> _Data extract_:
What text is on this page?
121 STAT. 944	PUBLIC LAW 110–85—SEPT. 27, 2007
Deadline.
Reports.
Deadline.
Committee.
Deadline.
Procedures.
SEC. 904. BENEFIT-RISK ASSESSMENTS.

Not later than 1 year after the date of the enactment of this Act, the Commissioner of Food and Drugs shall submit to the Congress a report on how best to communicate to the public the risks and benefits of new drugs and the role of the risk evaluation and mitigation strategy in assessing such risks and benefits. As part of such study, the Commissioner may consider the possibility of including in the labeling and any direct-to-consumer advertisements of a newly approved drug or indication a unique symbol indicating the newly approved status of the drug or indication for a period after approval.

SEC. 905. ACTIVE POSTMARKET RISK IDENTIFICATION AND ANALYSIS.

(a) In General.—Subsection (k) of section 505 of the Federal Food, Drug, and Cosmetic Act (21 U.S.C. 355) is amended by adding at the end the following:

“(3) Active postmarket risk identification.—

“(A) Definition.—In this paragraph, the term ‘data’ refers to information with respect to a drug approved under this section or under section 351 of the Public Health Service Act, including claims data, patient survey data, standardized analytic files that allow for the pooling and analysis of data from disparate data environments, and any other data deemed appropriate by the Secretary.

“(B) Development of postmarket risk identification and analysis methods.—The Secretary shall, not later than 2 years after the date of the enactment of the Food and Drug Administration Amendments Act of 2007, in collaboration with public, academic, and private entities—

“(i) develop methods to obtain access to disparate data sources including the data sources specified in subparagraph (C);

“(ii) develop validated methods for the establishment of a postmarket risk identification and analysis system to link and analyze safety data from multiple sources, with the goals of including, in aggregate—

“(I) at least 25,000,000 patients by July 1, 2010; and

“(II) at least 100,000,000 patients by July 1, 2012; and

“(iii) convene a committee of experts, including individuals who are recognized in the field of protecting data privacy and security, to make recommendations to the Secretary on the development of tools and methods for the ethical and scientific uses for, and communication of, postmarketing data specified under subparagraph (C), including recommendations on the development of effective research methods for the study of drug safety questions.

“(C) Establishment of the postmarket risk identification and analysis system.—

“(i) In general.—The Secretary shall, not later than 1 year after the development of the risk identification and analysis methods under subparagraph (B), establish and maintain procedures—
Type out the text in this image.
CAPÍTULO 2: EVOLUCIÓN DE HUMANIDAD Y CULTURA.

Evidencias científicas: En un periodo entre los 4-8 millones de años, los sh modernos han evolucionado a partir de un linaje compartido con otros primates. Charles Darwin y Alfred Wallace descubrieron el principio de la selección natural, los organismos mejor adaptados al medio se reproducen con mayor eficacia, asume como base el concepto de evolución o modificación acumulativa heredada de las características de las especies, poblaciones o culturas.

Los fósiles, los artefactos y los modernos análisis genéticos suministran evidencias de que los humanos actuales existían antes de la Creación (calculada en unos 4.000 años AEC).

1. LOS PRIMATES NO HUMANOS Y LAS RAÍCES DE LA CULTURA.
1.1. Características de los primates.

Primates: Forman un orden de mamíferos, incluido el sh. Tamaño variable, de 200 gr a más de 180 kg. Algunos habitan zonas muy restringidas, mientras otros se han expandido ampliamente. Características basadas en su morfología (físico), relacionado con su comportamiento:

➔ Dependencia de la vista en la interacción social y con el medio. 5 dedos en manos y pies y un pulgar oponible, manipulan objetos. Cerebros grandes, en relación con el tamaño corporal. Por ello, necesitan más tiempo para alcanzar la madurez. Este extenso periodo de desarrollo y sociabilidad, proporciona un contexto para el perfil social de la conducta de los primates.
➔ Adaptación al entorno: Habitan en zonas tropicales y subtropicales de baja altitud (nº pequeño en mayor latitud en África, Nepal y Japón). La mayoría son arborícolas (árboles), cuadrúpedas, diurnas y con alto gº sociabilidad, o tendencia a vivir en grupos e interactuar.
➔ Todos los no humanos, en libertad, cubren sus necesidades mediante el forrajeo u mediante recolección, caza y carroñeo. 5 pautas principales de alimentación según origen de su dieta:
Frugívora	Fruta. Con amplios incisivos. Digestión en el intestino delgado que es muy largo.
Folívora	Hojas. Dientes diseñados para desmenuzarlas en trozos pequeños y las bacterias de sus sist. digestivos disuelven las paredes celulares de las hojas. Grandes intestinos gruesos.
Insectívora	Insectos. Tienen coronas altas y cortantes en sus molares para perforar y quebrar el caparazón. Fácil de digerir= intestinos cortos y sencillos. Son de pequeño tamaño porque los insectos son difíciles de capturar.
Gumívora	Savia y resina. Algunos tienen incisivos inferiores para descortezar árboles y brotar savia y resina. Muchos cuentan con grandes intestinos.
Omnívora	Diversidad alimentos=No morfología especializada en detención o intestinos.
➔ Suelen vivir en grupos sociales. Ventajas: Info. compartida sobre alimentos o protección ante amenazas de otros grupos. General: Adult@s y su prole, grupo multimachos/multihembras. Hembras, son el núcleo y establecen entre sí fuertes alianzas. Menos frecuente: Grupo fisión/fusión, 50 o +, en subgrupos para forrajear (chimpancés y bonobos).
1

> _Brief_:
Each line of the data is to be retyped exactly as shown.

> _Response_:
What text is on this page?
121 STAT. 944	PUBLIC LAW 110–85—SEPT. 27, 2007
Deadline.
Reports.
Deadline.
Committee.
Deadline.
Procedures.
SEC. 904. BENEFIT-RISK ASSESSMENTS.

Not later than 1 year after the date of the enactment of this Act, the Commissioner of Food and Drugs shall submit to the Congress a report on how best to communicate to the public the risks and benefits of new drugs and the role of the risk evaluation and mitigation strategy in assessing such risks and benefits. As part of such study, the Commissioner may consider the possibility of including in the labeling and any direct-to-consumer advertisements of a newly approved drug or indication a unique symbol indicating the newly approved status of the drug or indication for a period after approval.

SEC. 905. ACTIVE POSTMARKET RISK IDENTIFICATION AND ANALYSIS.

(a) In General.—Subsection (k) of section 505 of the Federal Food, Drug, and Cosmetic Act (21 U.S.C. 355) is amended by adding at the end the following:

“(3) Active postmarket risk identification.—

“(A) Definition.—In this paragraph, the term ‘data’ refers to information with respect to a drug approved under this section or under section 351 of the Public Health Service Act, including claims data, patient survey data, standardized analytic files that allow for the pooling and analysis of data from disparate data environments, and any other data deemed appropriate by the Secretary.

“(B) Development of postmarket risk identification and analysis methods.—The Secretary shall, not later than 2 years after the date of the enactment of the Food and Drug Administration Amendments Act of 2007, in collaboration with public, academic, and private entities—

“(i) develop methods to obtain access to disparate data sources including the data sources specified in subparagraph (C);

“(ii) develop validated methods for the establishment of a postmarket risk identification and analysis system to link and analyze safety data from multiple sources, with the goals of including, in aggregate—

“(I) at least 25,000,000 patients by July 1, 2010; and

“(II) at least 100,000,000 patients by July 1, 2012; and

“(iii) convene a committee of experts, including individuals who are recognized in the field of protecting data privacy and security, to make recommendations to the Secretary on the development of tools and methods for the ethical and scientific uses for, and communication of, postmarketing data specified under subparagraph (C), including recommendations on the development of effective research methods for the study of drug safety questions.

“(C) Establishment of the postmarket risk identification and analysis system.—

“(i) In general.—The Secretary shall, not later than 1 year after the development of the risk identification and analysis methods under subparagraph (B), establish and maintain procedures—
Type out the text in this image.
CAPÍTULO 2: EVOLUCIÓN DE HUMANIDAD Y CULTURA.

Evidencias científicas: En un periodo entre los 4-8 millones de años, los sh modernos han evolucionado a partir de un linaje compartido con otros primates. Charles Darwin y Alfred Wallace descubrieron el principio de la selección natural, los organismos mejor adaptados al medio se reproducen con mayor eficacia, asume como base el concepto de evolución o modificación acumulativa heredada de las características de las especies, poblaciones o culturas.

Los fósiles, los artefactos y los modernos análisis genéticos suministran evidencias de que los humanos actuales existían antes de la Creación (calculada en unos 4.000 años AEC).

1. LOS PRIMATES NO HUMANOS Y LAS RAÍCES DE LA CULTURA.
1.1. Características de los primates.

Primates: Forman un orden de mamíferos, incluido el sh. Tamaño variable, de 200 gr a más de 180 kg. Algunos habitan zonas muy restringidas, mientras otros se han expandido ampliamente. Características basadas en su morfología (físico), relacionado con su comportamiento:

➔ Dependencia de la vista en la interacción social y con el medio. 5 dedos en manos y pies y un pulgar oponible, manipulan objetos. Cerebros grandes, en relación con el tamaño corporal. Por ello, necesitan más tiempo para alcanzar la madurez. Este extenso periodo de desarrollo y sociabilidad, proporciona un contexto para el perfil social de la conducta de los primates.
➔ Adaptación al entorno: Habitan en zonas tropicales y subtropicales de baja altitud (nº pequeño en mayor latitud en África, Nepal y Japón). La mayoría son arborícolas (árboles), cuadrúpedas, diurnas y con alto gº sociabilidad, o tendencia a vivir en grupos e interactuar.
➔ Todos los no humanos, en libertad, cubren sus necesidades mediante el forrajeo u mediante recolección, caza y carroñeo. 5 pautas principales de alimentación según origen de su dieta:
Frugívora	Fruta. Con amplios incisivos. Digestión en el intestino delgado que es muy largo.
Folívora	Hojas. Dientes diseñados para desmenuzarlas en trozos pequeños y las bacterias de sus sist. digestivos disuelven las paredes celulares de las hojas. Grandes intestinos gruesos.
Insectívora	Insectos. Tienen coronas altas y cortantes en sus molares para perforar y quebrar el caparazón. Fácil de digerir= intestinos cortos y sencillos. Son de pequeño tamaño porque los insectos son difíciles de capturar.
Gumívora	Savia y resina. Algunos tienen incisivos inferiores para descortezar árboles y brotar savia y resina. Muchos cuentan con grandes intestinos.
Omnívora	Diversidad alimentos=No morfología especializada en detención o intestinos.
➔ Suelen vivir en grupos sociales. Ventajas: Info. compartida sobre alimentos o protección ante amenazas de otros grupos. General: Adult@s y su prole, grupo multimachos/multihembras. Hembras, son el núcleo y establecen entre sí fuertes alianzas. Menos frecuente: Grupo fisión/fusión, 50 o +, en subgrupos para forrajear (chimpancés y bonobos).
1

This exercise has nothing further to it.